====== Document section

Of course is wasn’t as simple as driving to work and sitting down in front of a microphone. My commute was only three miles, but it was three of the craziest miles one could imagine. I thought I would roll to work everyday, but since I needed my computer at both work and home, I accepted the offer for a driver from Phuntsok Dorjee, my new boss and the head of 90.4 Tashi Delek FM.
I’d been exchanging emails with Phuntsok for weeks and upon meeting him earlier in the week, found him to be both competent and affable. He’d taken on the radio project three years earlier but. due to very strict and cumbersome Indian communication regulations, was only able to get a license and start broadcasting in October.
The three years Phuntsok labored getting permission to mount a radio station was nothing compared to the decades that Indian free-speech advocates suffered through to open up airwaves to the private sector. India has had radio since the late twenties, but only granted it’s first private license in 2000. Before that you could switch on a radio and everything on the FM dial from 90 to 96 would be one government channel. Everything from 96 to 100 another – and so forth.
Since 2000, at the insistence of some major players in the global communications industry, the government has been selling frequencies for huge sums and the private owners have been making a killing on advertising. The new radio giant, Big FM, has huge 20,000 watt stations in all the big cities: Delhi, Calcutta, Mumbai, Madras, Bangalore. They had enormous sums of cash and expertise to rely on and it’s been a tremendous success for them.
But this left the small community radio entrepreneur out in the cold. In the rural regions of the country they had no one to create and broadcast local content. This left enormous populations lacking in free health, agriculture, and legal information. TV is almost all national, low literacy restricts them from reading newspapers and very few of them own computers or have internet connections.
So in 2006 the government opened up licensing to local rural agencies who could both come up with enough gear to open a station , and also wade through the still tedious process of Indian bureaucracy (locals call it 'license raj'). I’m not saying running a democracy of over a billion people is easy, but if they’d just loosen up the leash they’d find the dog knows where it’s going.
One kind of rural agency the government was looking for were schools. The Tibetan Children’s Village might not only be the best college prep school in the Himalayas, it’s also the centerpiece of an international network of TCV’s. If Phuntosk could wait out the license procedure, he had plenty of Tibetan connections to muster up the gear and expertise. He also had the backing of the TCV for studio space.

============
====== Data extract

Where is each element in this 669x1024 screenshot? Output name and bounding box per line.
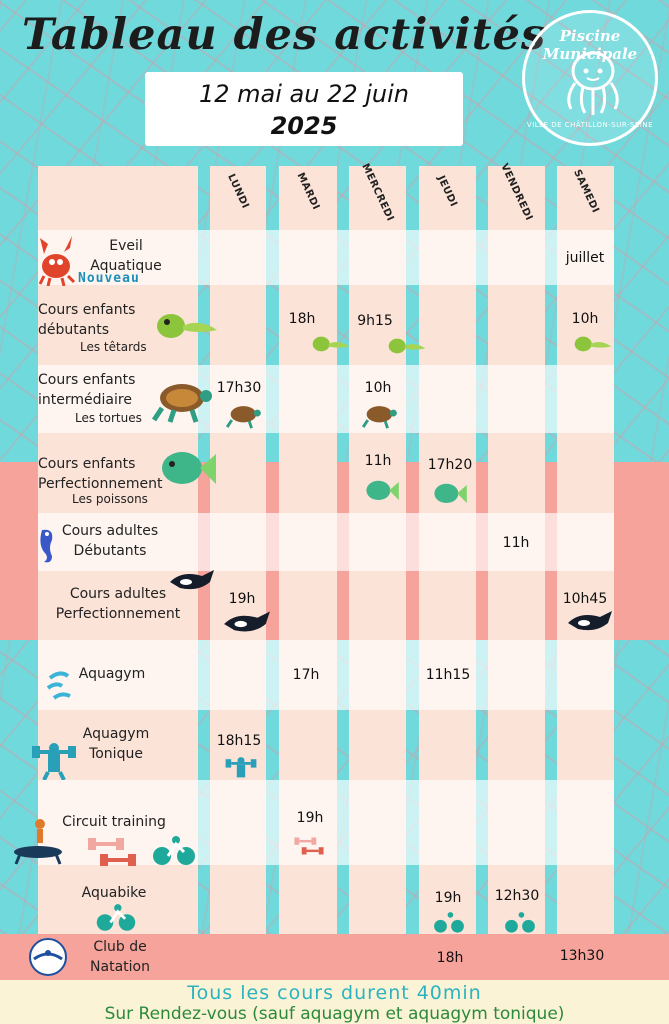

============

Tasks and exercises:
a – According to the account of the Tashi Delek FM radio station, in what year did India grant its first private radio license?
b – Duplicate the account of the Tashi Delek FM radio station from "But this left" to "have internet connections.".
c – Pick up the account of the Tashi Delek FM radio station and continue writing it after its final sentence.

Answer list:
a – 2000

b –
But this left the small community radio entrepreneur out in the cold. In the rural regions of the country they had no one to create and broadcast local content. This left enormous populations lacking in free health, agriculture, and legal information. TV is almost all national, low literacy restricts them from reading newspapers and very few of them own computers or have internet connections.

c –
Finally in September the license came though and all the wires started getting plugged in. By the time October came around it was time to flip the switch and start broadcasting from 90.4 Tashi Delek FM!
Only one problem: They had no idea what to broadcast!
They had a bunch of music and a bunch of recordings of the Dalai Lama’s teachings, but they did not have the money for either an Indian or western music license. They also had nobody who knew how to speak or what to say on the radio. They were required by the license to develop local interest content, but didn't know where to start. Basically they needed a Com-school moron and through my brother, Dan, they found me.
But I’m in a goddamn wheelchair and that’s a huge pain in the ass for them which brings me back to the commute. The TCV has a couple of cars and a driver and one of them, Suresh, was dedicated to me. Suresh drove up to the Pema Thang guest house and the two of us figured out how to get both myself and my gear (computer, sound board, mics, daily bag, wheelchair) into his 4 x 4. There was plenty of room in the back for the gear (the truck doubles as a school bus sometimes) but the passenger seat was a good foot above my chair. I tossed my right leg in the car, grabbed the handle on the roof and did a one-arm pull-up, while Suresh shoved my ass in the seat. Luckily the rig had seat belts (very few Indian vehicles had them in 2000 – now they all do) because I was going to need them.
Suresh isn't 'my driver'. Sometimes he's the school bus driver too!
We pulled out from the Pema Thang and caught a few hundred yards of open road before coming into the main market streets of McLeod. Suresh slithered through the morass of monks, cows, vegetable stands, shoe shiners, and chai vendors until we came upon the old bus stop and our choice of roads to take to the TCV. Suresh made a call on his cell and discovered the low road through the town of Forsyth Ganj was jammed, so we opted for the slower, riskier high road. We buzzed unscathed through some thick forest until we arrived at the neighborhoods in Upper Dharamsala leading up to the TCV. These twisty tight roads took us up steep, but populated ridges until we came to Holy Dall Lake, which unfortunately was drained so that it could be dug deeper and cleaned (it was pretty nasty back in the day).
This was also the entrance to the TCV, but we weren’t going to the school. We were going to the studio on the second floor of Gmeiner Memorial Hall, a 1000 seat auditoruim built in 1990 for school functions. That meant a quarter mile diversion along something that used to resemble a road, but is now just mountain of rubble. Up to that point I thought that, with a couple weeks of training , I could actually make my way up the the TCV. But now I could see that even if I got in marathon shape (it’d only been 8 weeks since DC!) there’s no way I would ever be able to navigate the last stretch – they would have to send a car down for me just to go the last quarter mile.
The TCV hoops court. How the hell are you going to concentrate on a free throw with that backdrop?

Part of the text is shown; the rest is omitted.